Task objective: Copy out all lines of the records in which the word "document" appears.

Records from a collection

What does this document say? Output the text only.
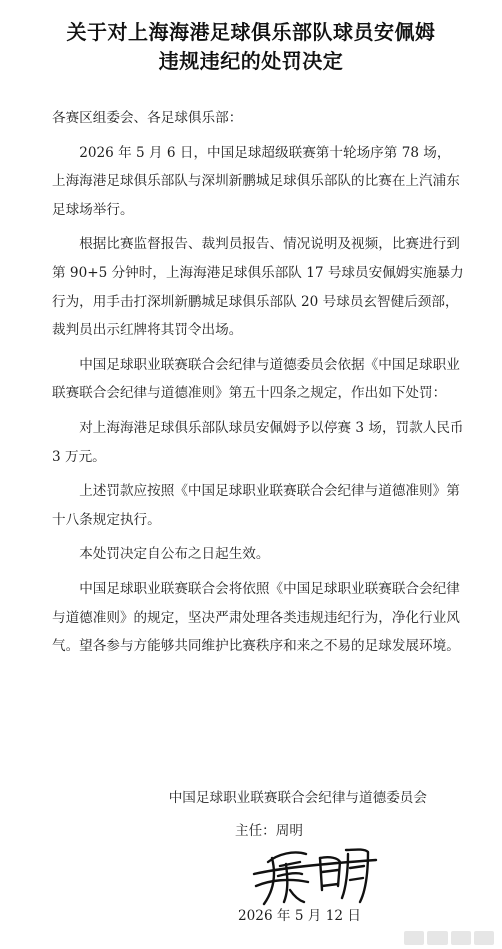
关于对上海海港足球俱乐部队球员安佩姆
违规违纪的处罚决定

各赛区组委会、各足球俱乐部：

2026 年 5 月 6 日，中国足球超级联赛第十轮场序第 78 场，上海海港足球俱乐部队与深圳新鹏城足球俱乐部队的比赛在上汽浦东足球场举行。

根据比赛监督报告、裁判员报告、情况说明及视频，比赛进行到第 90+5 分钟时，上海海港足球俱乐部队 17 号球员安佩姆实施暴力行为，用手击打深圳新鹏城足球俱乐部队 20 号球员玄智健后颈部，裁判员出示红牌将其罚令出场。

中国足球职业联赛联合会纪律与道德委员会依据《中国足球职业联赛联合会纪律与道德准则》第五十四条之规定，作出如下处罚：

对上海海港足球俱乐部队球员安佩姆予以停赛 3 场，罚款人民币 3 万元。

上述罚款应按照《中国足球职业联赛联合会纪律与道德准则》第十八条规定执行。

本处罚决定自公布之日起生效。

中国足球职业联赛联合会将依照《中国足球职业联赛联合会纪律与道德准则》的规定，坚决严肃处理各类违规违纪行为，净化行业风气。望各参与方能够共同维护比赛秩序和来之不易的足球发展环境。

中国足球职业联赛联合会纪律与道德委员会
主任：周明
2026 年 5 月 12 日
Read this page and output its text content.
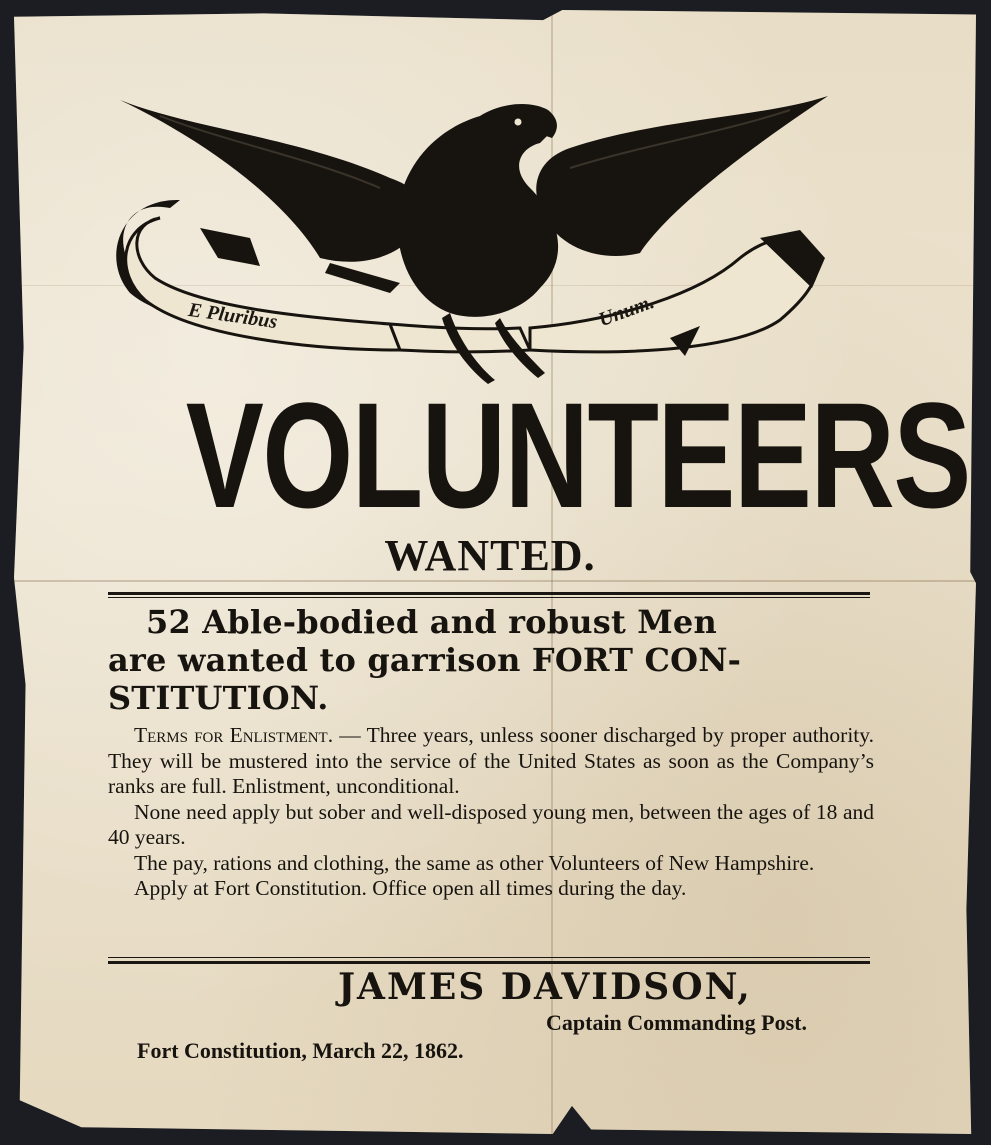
E Pluribus	Unum.
VOLUNTEERS
WANTED.
52 Able-bodied and robust Men
are wanted to garrison FORT CON-
STITUTION.

Terms for Enlistment. — Three years, unless sooner discharged by proper authority. They will be mustered into the service of the United States as soon as the Company’s ranks are full. Enlistment, unconditional.

None need apply but sober and well-disposed young men, between the ages of 18 and 40 years.

The pay, rations and clothing, the same as other Volunteers of New Hampshire.

Apply at Fort Constitution. Office open all times during the day.

JAMES DAVIDSON,
Captain Commanding Post.
Fort Constitution, March 22, 1862.
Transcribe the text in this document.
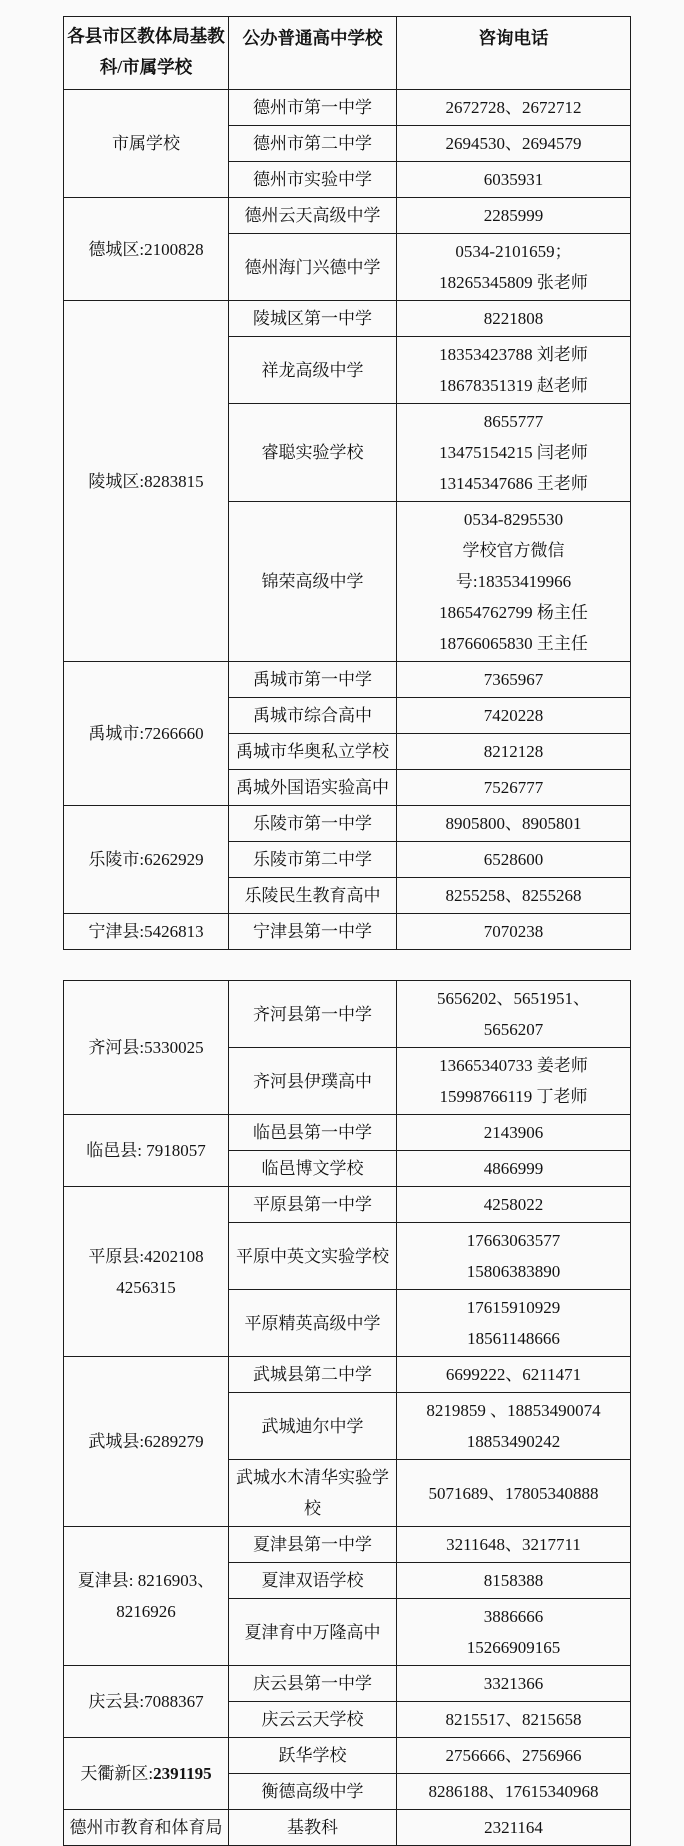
各县市区教体局基教
科/市属学校	公办普通高中学校	咨询电话

市属学校	德州市第一中学	2672728、2672712

	德州市第二中学	2694530、2694579

	德州市实验中学	6035931

德城区:2100828	德州云天高级中学	2285999

	德州海门兴德中学	0534-2101659；
18265345809 张老师

陵城区:8283815	陵城区第一中学	8221808

	祥龙高级中学	18353423788 刘老师
18678351319 赵老师

	睿聪实验学校	8655777
13475154215 闫老师
13145347686 王老师

	锦荣高级中学	0534-8295530
学校官方微信
号:18353419966
18654762799 杨主任
18766065830 王主任

禹城市:7266660	禹城市第一中学	7365967

	禹城市综合高中	7420228

	禹城市华奥私立学校	8212128

	禹城外国语实验高中	7526777

乐陵市:6262929	乐陵市第一中学	8905800、8905801

	乐陵市第二中学	6528600

	乐陵民生教育高中	8255258、8255268

宁津县:5426813	宁津县第一中学	7070238
齐河县:5330025	齐河县第一中学	5656202、5651951、
5656207

	齐河县伊璞高中	13665340733 姜老师
15998766119 丁老师

临邑县: 7918057	临邑县第一中学	2143906

	临邑博文学校	4866999

平原县:4202108
4256315	平原县第一中学	4258022

	平原中英文实验学校	17663063577
15806383890

	平原精英高级中学	17615910929
18561148666

武城县:6289279	武城县第二中学	6699222、6211471

	武城迪尔中学	8219859 、18853490074
18853490242

	武城水木清华实验学校	5071689、17805340888

夏津县: 8216903、
8216926	夏津县第一中学	3211648、3217711

	夏津双语学校	8158388

	夏津育中万隆高中	3886666
15266909165

庆云县:7088367	庆云县第一中学	3321366

	庆云云天学校	8215517、8215658

天衢新区:2391195	跃华学校	2756666、2756966

	衡德高级中学	8286188、17615340968

德州市教育和体育局	基教科	2321164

Output for this task:
What does this document say? Output the text only.
Transcribe the text in this document.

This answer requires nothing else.